» RECORDS FOR THE TASK:
===============

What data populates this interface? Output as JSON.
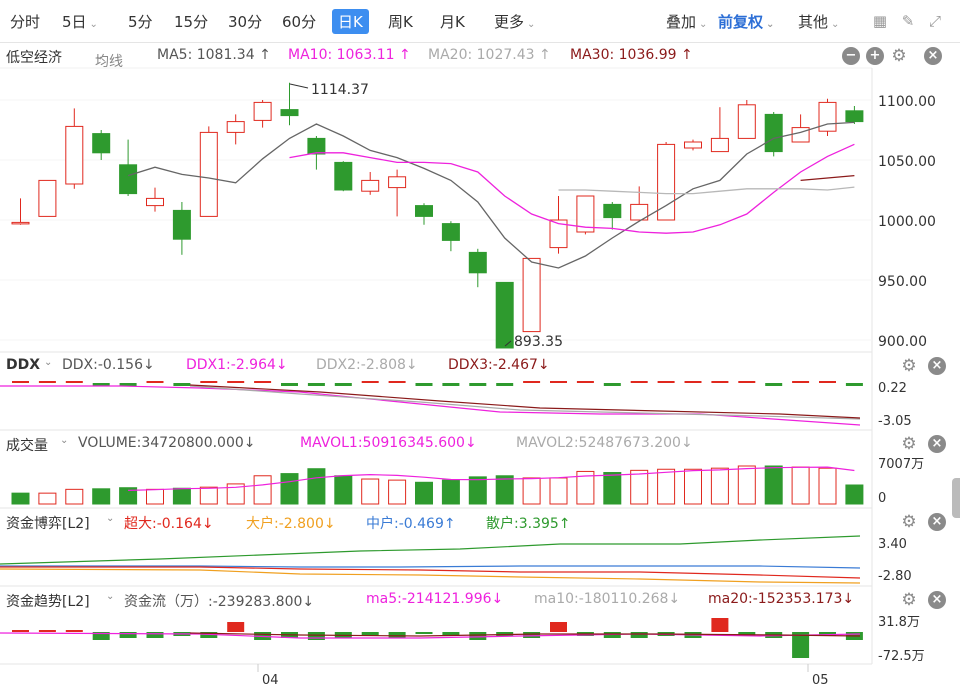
{
  "toolbar": {
    "periods": [
      "分时",
      "5日",
      "5分",
      "15分",
      "30分",
      "60分",
      "日K",
      "周K",
      "月K",
      "更多"
    ],
    "active_period": "日K",
    "overlay": "叠加",
    "adjust": "前复权",
    "other": "其他"
  },
  "main_panel": {
    "title": "低空经济",
    "indicator": "均线",
    "ma5": "MA5: 1081.34 ↑",
    "ma10": "MA10: 1063.11 ↑",
    "ma20": "MA20: 1027.43 ↑",
    "ma30": "MA30: 1036.99 ↑",
    "high_label": "1114.37",
    "low_label": "893.35",
    "y_ticks": [
      "1100.00",
      "1050.00",
      "1000.00",
      "950.00",
      "900.00"
    ]
  },
  "ddx_panel": {
    "title": "DDX",
    "ddx": "DDX:-0.156↓",
    "ddx1": "DDX1:-2.964↓",
    "ddx2": "DDX2:-2.808↓",
    "ddx3": "DDX3:-2.467↓",
    "y_ticks": [
      "0.22",
      "-3.05"
    ]
  },
  "volume_panel": {
    "title": "成交量",
    "volume": "VOLUME:34720800.000↓",
    "mavol1": "MAVOL1:50916345.600↓",
    "mavol2": "MAVOL2:52487673.200↓",
    "y_ticks": [
      "7007万",
      "0"
    ]
  },
  "game_panel": {
    "title": "资金博弈[L2]",
    "super": "超大:-0.164↓",
    "big": "大户:-2.800↓",
    "mid": "中户:-0.469↑",
    "retail": "散户:3.395↑",
    "y_ticks": [
      "3.40",
      "-2.80"
    ]
  },
  "trend_panel": {
    "title": "资金趋势[L2]",
    "flow": "资金流（万）:-239283.800↓",
    "ma5": "ma5:-214121.996↓",
    "ma10": "ma10:-180110.268↓",
    "ma20": "ma20:-152353.173↓",
    "y_ticks": [
      "31.8万",
      "-72.5万"
    ]
  },
  "x_axis": [
    "04",
    "05"
  ],
  "colors": {
    "up": "#e0281e",
    "down": "#2e9a2e",
    "ma5": "#666666",
    "ma10": "#ee22dd",
    "ma20": "#b8b8b8",
    "ma30": "#8b1a1a",
    "active": "#3d8ef0"
  },
  "chart_data": {
    "type": "candlestick",
    "candles": [
      {
        "o": 998,
        "c": 998,
        "h": 1018,
        "l": 996
      },
      {
        "o": 1003,
        "c": 1033,
        "h": 1033,
        "l": 1003
      },
      {
        "o": 1030,
        "c": 1078,
        "h": 1093,
        "l": 1026
      },
      {
        "o": 1072,
        "c": 1056,
        "h": 1075,
        "l": 1050
      },
      {
        "o": 1046,
        "c": 1022,
        "h": 1067,
        "l": 1020
      },
      {
        "o": 1012,
        "c": 1018,
        "h": 1027,
        "l": 1007
      },
      {
        "o": 1008,
        "c": 984,
        "h": 1015,
        "l": 971
      },
      {
        "o": 1003,
        "c": 1073,
        "h": 1078,
        "l": 1003
      },
      {
        "o": 1073,
        "c": 1082,
        "h": 1088,
        "l": 1063
      },
      {
        "o": 1083,
        "c": 1098,
        "h": 1100,
        "l": 1077
      },
      {
        "o": 1092,
        "c": 1087,
        "h": 1114.37,
        "l": 1079
      },
      {
        "o": 1068,
        "c": 1055,
        "h": 1070,
        "l": 1042
      },
      {
        "o": 1048,
        "c": 1025,
        "h": 1049,
        "l": 1024
      },
      {
        "o": 1024,
        "c": 1033,
        "h": 1040,
        "l": 1021
      },
      {
        "o": 1027,
        "c": 1036,
        "h": 1042,
        "l": 1003
      },
      {
        "o": 1012,
        "c": 1003,
        "h": 1014,
        "l": 996
      },
      {
        "o": 997,
        "c": 983,
        "h": 999,
        "l": 974
      },
      {
        "o": 973,
        "c": 956,
        "h": 976,
        "l": 944
      },
      {
        "o": 948,
        "c": 893.35,
        "h": 948,
        "l": 893.35
      },
      {
        "o": 907,
        "c": 968,
        "h": 968,
        "l": 907
      },
      {
        "o": 977,
        "c": 1000,
        "h": 1020,
        "l": 972
      },
      {
        "o": 990,
        "c": 1020,
        "h": 1020,
        "l": 988
      },
      {
        "o": 1013,
        "c": 1002,
        "h": 1015,
        "l": 992
      },
      {
        "o": 1000,
        "c": 1013,
        "h": 1028,
        "l": 1000
      },
      {
        "o": 1000,
        "c": 1063,
        "h": 1065,
        "l": 1000
      },
      {
        "o": 1060,
        "c": 1065,
        "h": 1067,
        "l": 1058
      },
      {
        "o": 1057,
        "c": 1068,
        "h": 1094,
        "l": 1057
      },
      {
        "o": 1068,
        "c": 1096,
        "h": 1100,
        "l": 1068
      },
      {
        "o": 1088,
        "c": 1057,
        "h": 1090,
        "l": 1053
      },
      {
        "o": 1065,
        "c": 1077,
        "h": 1088,
        "l": 1065
      },
      {
        "o": 1074,
        "c": 1098,
        "h": 1101,
        "l": 1070
      },
      {
        "o": 1091,
        "c": 1082,
        "h": 1095,
        "l": 1080
      }
    ],
    "ma5": [
      null,
      null,
      null,
      null,
      1037,
      1044,
      1038,
      1035,
      1031,
      1051,
      1068,
      1080,
      1070,
      1058,
      1052,
      1043,
      1033,
      1015,
      985,
      965,
      960,
      970,
      985,
      999,
      1012,
      1026,
      1033,
      1055,
      1068,
      1073,
      1080,
      1081.34
    ],
    "ma10": [
      null,
      null,
      null,
      null,
      null,
      null,
      null,
      null,
      null,
      null,
      1052,
      1056,
      1056,
      1052,
      1048,
      1048,
      1047,
      1040,
      1020,
      1005,
      997,
      994,
      993,
      990,
      989,
      990,
      996,
      1005,
      1023,
      1040,
      1053,
      1063.11
    ],
    "ma20": [
      null,
      null,
      null,
      null,
      null,
      null,
      null,
      null,
      null,
      null,
      null,
      null,
      null,
      null,
      null,
      null,
      null,
      null,
      null,
      null,
      1025,
      1025,
      1024,
      1023,
      1022,
      1022,
      1024,
      1026,
      1026,
      1026,
      1025,
      1027.43
    ],
    "ma30": [
      null,
      null,
      null,
      null,
      null,
      null,
      null,
      null,
      null,
      null,
      null,
      null,
      null,
      null,
      null,
      null,
      null,
      null,
      null,
      null,
      null,
      null,
      null,
      null,
      null,
      null,
      null,
      null,
      null,
      1033,
      1035,
      1036.99
    ],
    "y_range": [
      893.35,
      1114.37
    ],
    "volume": [
      20,
      20,
      27,
      28,
      30,
      27,
      29,
      31,
      37,
      52,
      56,
      65,
      52,
      46,
      44,
      40,
      44,
      50,
      52,
      48,
      48,
      60,
      58,
      62,
      64,
      64,
      66,
      70,
      70,
      68,
      66,
      35
    ],
    "volume_up": [
      false,
      true,
      true,
      false,
      false,
      true,
      false,
      true,
      true,
      true,
      false,
      false,
      false,
      true,
      true,
      false,
      false,
      false,
      false,
      true,
      true,
      true,
      false,
      true,
      true,
      true,
      true,
      true,
      false,
      true,
      true,
      false
    ],
    "volume_unit": "万",
    "volume_max": 7007
  }
}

===============

Your copy should match the records word for word, with the pictures removed.

» FINISHED TASK:
What data populates this interface? Output as JSON.
{
  "toolbar": {
    "periods": [
      "分时",
      "5日",
      "5分",
      "15分",
      "30分",
      "60分",
      "日K",
      "周K",
      "月K",
      "更多"
    ],
    "active_period": "日K",
    "overlay": "叠加",
    "adjust": "前复权",
    "other": "其他"
  },
  "main_panel": {
    "title": "低空经济",
    "indicator": "均线",
    "ma5": "MA5: 1081.34 ↑",
    "ma10": "MA10: 1063.11 ↑",
    "ma20": "MA20: 1027.43 ↑",
    "ma30": "MA30: 1036.99 ↑",
    "high_label": "1114.37",
    "low_label": "893.35",
    "y_ticks": [
      "1100.00",
      "1050.00",
      "1000.00",
      "950.00",
      "900.00"
    ]
  },
  "ddx_panel": {
    "title": "DDX",
    "ddx": "DDX:-0.156↓",
    "ddx1": "DDX1:-2.964↓",
    "ddx2": "DDX2:-2.808↓",
    "ddx3": "DDX3:-2.467↓",
    "y_ticks": [
      "0.22",
      "-3.05"
    ]
  },
  "volume_panel": {
    "title": "成交量",
    "volume": "VOLUME:34720800.000↓",
    "mavol1": "MAVOL1:50916345.600↓",
    "mavol2": "MAVOL2:52487673.200↓",
    "y_ticks": [
      "7007万",
      "0"
    ]
  },
  "game_panel": {
    "title": "资金博弈[L2]",
    "super": "超大:-0.164↓",
    "big": "大户:-2.800↓",
    "mid": "中户:-0.469↑",
    "retail": "散户:3.395↑",
    "y_ticks": [
      "3.40",
      "-2.80"
    ]
  },
  "trend_panel": {
    "title": "资金趋势[L2]",
    "flow": "资金流（万）:-239283.800↓",
    "ma5": "ma5:-214121.996↓",
    "ma10": "ma10:-180110.268↓",
    "ma20": "ma20:-152353.173↓",
    "y_ticks": [
      "31.8万",
      "-72.5万"
    ]
  },
  "x_axis": [
    "04",
    "05"
  ],
  "colors": {
    "up": "#e0281e",
    "down": "#2e9a2e",
    "ma5": "#666666",
    "ma10": "#ee22dd",
    "ma20": "#b8b8b8",
    "ma30": "#8b1a1a",
    "active": "#3d8ef0"
  },
  "chart_data": {
    "type": "candlestick",
    "candles": [
      {
        "o": 998,
        "c": 998,
        "h": 1018,
        "l": 996
      },
      {
        "o": 1003,
        "c": 1033,
        "h": 1033,
        "l": 1003
      },
      {
        "o": 1030,
        "c": 1078,
        "h": 1093,
        "l": 1026
      },
      {
        "o": 1072,
        "c": 1056,
        "h": 1075,
        "l": 1050
      },
      {
        "o": 1046,
        "c": 1022,
        "h": 1067,
        "l": 1020
      },
      {
        "o": 1012,
        "c": 1018,
        "h": 1027,
        "l": 1007
      },
      {
        "o": 1008,
        "c": 984,
        "h": 1015,
        "l": 971
      },
      {
        "o": 1003,
        "c": 1073,
        "h": 1078,
        "l": 1003
      },
      {
        "o": 1073,
        "c": 1082,
        "h": 1088,
        "l": 1063
      },
      {
        "o": 1083,
        "c": 1098,
        "h": 1100,
        "l": 1077
      },
      {
        "o": 1092,
        "c": 1087,
        "h": 1114.37,
        "l": 1079
      },
      {
        "o": 1068,
        "c": 1055,
        "h": 1070,
        "l": 1042
      },
      {
        "o": 1048,
        "c": 1025,
        "h": 1049,
        "l": 1024
      },
      {
        "o": 1024,
        "c": 1033,
        "h": 1040,
        "l": 1021
      },
      {
        "o": 1027,
        "c": 1036,
        "h": 1042,
        "l": 1003
      },
      {
        "o": 1012,
        "c": 1003,
        "h": 1014,
        "l": 996
      },
      {
        "o": 997,
        "c": 983,
        "h": 999,
        "l": 974
      },
      {
        "o": 973,
        "c": 956,
        "h": 976,
        "l": 944
      },
      {
        "o": 948,
        "c": 893.35,
        "h": 948,
        "l": 893.35
      },
      {
        "o": 907,
        "c": 968,
        "h": 968,
        "l": 907
      },
      {
        "o": 977,
        "c": 1000,
        "h": 1020,
        "l": 972
      },
      {
        "o": 990,
        "c": 1020,
        "h": 1020,
        "l": 988
      },
      {
        "o": 1013,
        "c": 1002,
        "h": 1015,
        "l": 992
      },
      {
        "o": 1000,
        "c": 1013,
        "h": 1028,
        "l": 1000
      },
      {
        "o": 1000,
        "c": 1063,
        "h": 1065,
        "l": 1000
      },
      {
        "o": 1060,
        "c": 1065,
        "h": 1067,
        "l": 1058
      },
      {
        "o": 1057,
        "c": 1068,
        "h": 1094,
        "l": 1057
      },
      {
        "o": 1068,
        "c": 1096,
        "h": 1100,
        "l": 1068
      },
      {
        "o": 1088,
        "c": 1057,
        "h": 1090,
        "l": 1053
      },
      {
        "o": 1065,
        "c": 1077,
        "h": 1088,
        "l": 1065
      },
      {
        "o": 1074,
        "c": 1098,
        "h": 1101,
        "l": 1070
      },
      {
        "o": 1091,
        "c": 1082,
        "h": 1095,
        "l": 1080
      }
    ],
    "ma5": [
      null,
      null,
      null,
      null,
      1037,
      1044,
      1038,
      1035,
      1031,
      1051,
      1068,
      1080,
      1070,
      1058,
      1052,
      1043,
      1033,
      1015,
      985,
      965,
      960,
      970,
      985,
      999,
      1012,
      1026,
      1033,
      1055,
      1068,
      1073,
      1080,
      1081.34
    ],
    "ma10": [
      null,
      null,
      null,
      null,
      null,
      null,
      null,
      null,
      null,
      null,
      1052,
      1056,
      1056,
      1052,
      1048,
      1048,
      1047,
      1040,
      1020,
      1005,
      997,
      994,
      993,
      990,
      989,
      990,
      996,
      1005,
      1023,
      1040,
      1053,
      1063.11
    ],
    "ma20": [
      null,
      null,
      null,
      null,
      null,
      null,
      null,
      null,
      null,
      null,
      null,
      null,
      null,
      null,
      null,
      null,
      null,
      null,
      null,
      null,
      1025,
      1025,
      1024,
      1023,
      1022,
      1022,
      1024,
      1026,
      1026,
      1026,
      1025,
      1027.43
    ],
    "ma30": [
      null,
      null,
      null,
      null,
      null,
      null,
      null,
      null,
      null,
      null,
      null,
      null,
      null,
      null,
      null,
      null,
      null,
      null,
      null,
      null,
      null,
      null,
      null,
      null,
      null,
      null,
      null,
      null,
      null,
      1033,
      1035,
      1036.99
    ],
    "y_range": [
      893.35,
      1114.37
    ],
    "volume": [
      20,
      20,
      27,
      28,
      30,
      27,
      29,
      31,
      37,
      52,
      56,
      65,
      52,
      46,
      44,
      40,
      44,
      50,
      52,
      48,
      48,
      60,
      58,
      62,
      64,
      64,
      66,
      70,
      70,
      68,
      66,
      35
    ],
    "volume_up": [
      false,
      true,
      true,
      false,
      false,
      true,
      false,
      true,
      true,
      true,
      false,
      false,
      false,
      true,
      true,
      false,
      false,
      false,
      false,
      true,
      true,
      true,
      false,
      true,
      true,
      true,
      true,
      true,
      false,
      true,
      true,
      false
    ],
    "volume_unit": "万",
    "volume_max": 7007
  }
}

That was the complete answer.